[Items from a dataset]
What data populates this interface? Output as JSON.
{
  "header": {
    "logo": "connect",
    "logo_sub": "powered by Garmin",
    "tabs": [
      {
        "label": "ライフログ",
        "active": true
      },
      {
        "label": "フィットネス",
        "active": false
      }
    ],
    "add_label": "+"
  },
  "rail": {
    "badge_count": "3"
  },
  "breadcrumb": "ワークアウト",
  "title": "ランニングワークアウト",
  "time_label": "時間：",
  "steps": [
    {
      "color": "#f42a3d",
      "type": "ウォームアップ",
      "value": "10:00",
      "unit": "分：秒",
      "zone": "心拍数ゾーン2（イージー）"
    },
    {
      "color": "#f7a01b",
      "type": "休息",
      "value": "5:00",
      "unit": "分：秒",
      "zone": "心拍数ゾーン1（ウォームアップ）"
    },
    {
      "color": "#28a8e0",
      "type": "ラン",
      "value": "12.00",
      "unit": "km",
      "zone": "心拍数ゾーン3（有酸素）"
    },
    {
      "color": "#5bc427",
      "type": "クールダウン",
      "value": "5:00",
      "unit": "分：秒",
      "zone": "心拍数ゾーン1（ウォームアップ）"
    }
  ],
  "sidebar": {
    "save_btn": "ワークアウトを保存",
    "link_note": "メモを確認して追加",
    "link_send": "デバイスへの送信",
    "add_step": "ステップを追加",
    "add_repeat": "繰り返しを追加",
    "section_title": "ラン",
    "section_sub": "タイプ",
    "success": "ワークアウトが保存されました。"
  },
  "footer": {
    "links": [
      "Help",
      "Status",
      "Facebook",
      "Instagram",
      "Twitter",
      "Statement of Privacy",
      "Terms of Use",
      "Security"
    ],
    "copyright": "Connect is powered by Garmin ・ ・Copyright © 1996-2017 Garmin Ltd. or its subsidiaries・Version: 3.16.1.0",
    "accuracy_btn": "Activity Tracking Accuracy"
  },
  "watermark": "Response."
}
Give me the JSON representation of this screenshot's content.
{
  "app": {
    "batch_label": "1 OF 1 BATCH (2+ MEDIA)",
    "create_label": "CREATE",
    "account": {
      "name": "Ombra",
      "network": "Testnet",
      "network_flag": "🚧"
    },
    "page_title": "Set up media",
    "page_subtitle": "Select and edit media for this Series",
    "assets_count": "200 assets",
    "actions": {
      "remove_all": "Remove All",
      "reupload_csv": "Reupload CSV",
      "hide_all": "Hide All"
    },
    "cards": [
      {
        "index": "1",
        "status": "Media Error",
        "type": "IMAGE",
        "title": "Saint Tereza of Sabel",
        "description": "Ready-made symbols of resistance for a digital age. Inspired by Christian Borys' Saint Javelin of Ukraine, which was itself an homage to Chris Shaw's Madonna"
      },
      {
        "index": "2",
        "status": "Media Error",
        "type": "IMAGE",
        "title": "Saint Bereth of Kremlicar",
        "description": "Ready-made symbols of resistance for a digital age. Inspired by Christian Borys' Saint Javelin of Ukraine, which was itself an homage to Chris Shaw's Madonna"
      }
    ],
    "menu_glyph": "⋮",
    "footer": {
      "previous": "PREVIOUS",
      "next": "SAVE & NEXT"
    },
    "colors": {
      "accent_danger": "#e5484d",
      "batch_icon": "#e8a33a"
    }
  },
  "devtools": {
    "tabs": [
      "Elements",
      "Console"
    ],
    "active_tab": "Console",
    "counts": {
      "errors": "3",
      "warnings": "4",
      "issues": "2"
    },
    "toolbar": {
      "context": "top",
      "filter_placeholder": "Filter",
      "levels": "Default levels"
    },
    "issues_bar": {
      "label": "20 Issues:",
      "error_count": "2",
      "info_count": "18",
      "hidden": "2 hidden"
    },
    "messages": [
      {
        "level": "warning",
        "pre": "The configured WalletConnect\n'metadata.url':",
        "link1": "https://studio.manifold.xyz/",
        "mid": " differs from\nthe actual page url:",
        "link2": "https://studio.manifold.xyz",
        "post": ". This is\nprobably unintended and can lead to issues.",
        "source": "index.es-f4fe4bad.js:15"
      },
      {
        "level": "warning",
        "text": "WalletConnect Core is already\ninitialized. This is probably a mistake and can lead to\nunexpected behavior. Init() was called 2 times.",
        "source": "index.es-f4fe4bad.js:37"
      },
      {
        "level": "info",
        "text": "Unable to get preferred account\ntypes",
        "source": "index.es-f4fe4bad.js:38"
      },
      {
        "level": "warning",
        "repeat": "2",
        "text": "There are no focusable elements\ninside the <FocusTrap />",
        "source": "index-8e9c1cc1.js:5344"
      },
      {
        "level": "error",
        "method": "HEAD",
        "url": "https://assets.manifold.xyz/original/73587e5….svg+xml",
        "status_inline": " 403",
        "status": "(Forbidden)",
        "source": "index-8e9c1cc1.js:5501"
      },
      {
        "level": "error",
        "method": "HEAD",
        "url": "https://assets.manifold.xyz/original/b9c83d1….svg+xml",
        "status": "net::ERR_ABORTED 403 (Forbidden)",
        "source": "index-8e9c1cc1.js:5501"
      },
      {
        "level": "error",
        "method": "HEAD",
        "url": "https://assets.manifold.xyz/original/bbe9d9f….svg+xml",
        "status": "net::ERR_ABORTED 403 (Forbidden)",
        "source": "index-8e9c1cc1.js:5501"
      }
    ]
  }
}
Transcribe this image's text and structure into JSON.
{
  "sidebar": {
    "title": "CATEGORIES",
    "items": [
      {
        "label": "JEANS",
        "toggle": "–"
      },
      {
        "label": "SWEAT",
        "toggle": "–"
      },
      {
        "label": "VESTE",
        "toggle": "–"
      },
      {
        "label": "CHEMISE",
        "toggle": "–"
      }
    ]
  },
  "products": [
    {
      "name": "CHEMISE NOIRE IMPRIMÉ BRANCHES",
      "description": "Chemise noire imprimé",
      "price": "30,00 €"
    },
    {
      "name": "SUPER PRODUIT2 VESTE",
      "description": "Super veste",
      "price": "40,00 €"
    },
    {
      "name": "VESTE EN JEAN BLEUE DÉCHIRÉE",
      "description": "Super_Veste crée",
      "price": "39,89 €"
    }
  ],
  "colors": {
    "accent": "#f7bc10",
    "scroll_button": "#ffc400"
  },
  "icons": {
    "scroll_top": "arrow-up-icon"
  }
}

_Instructions to follow_
Show all lines from the records above where the word "original" occurs.

_Exercise response_
        "url": "https://assets.manifold.xyz/original/73587e5….svg+xml",
        "url": "https://assets.manifold.xyz/original/b9c83d1….svg+xml",
        "url": "https://assets.manifold.xyz/original/bbe9d9f….svg+xml",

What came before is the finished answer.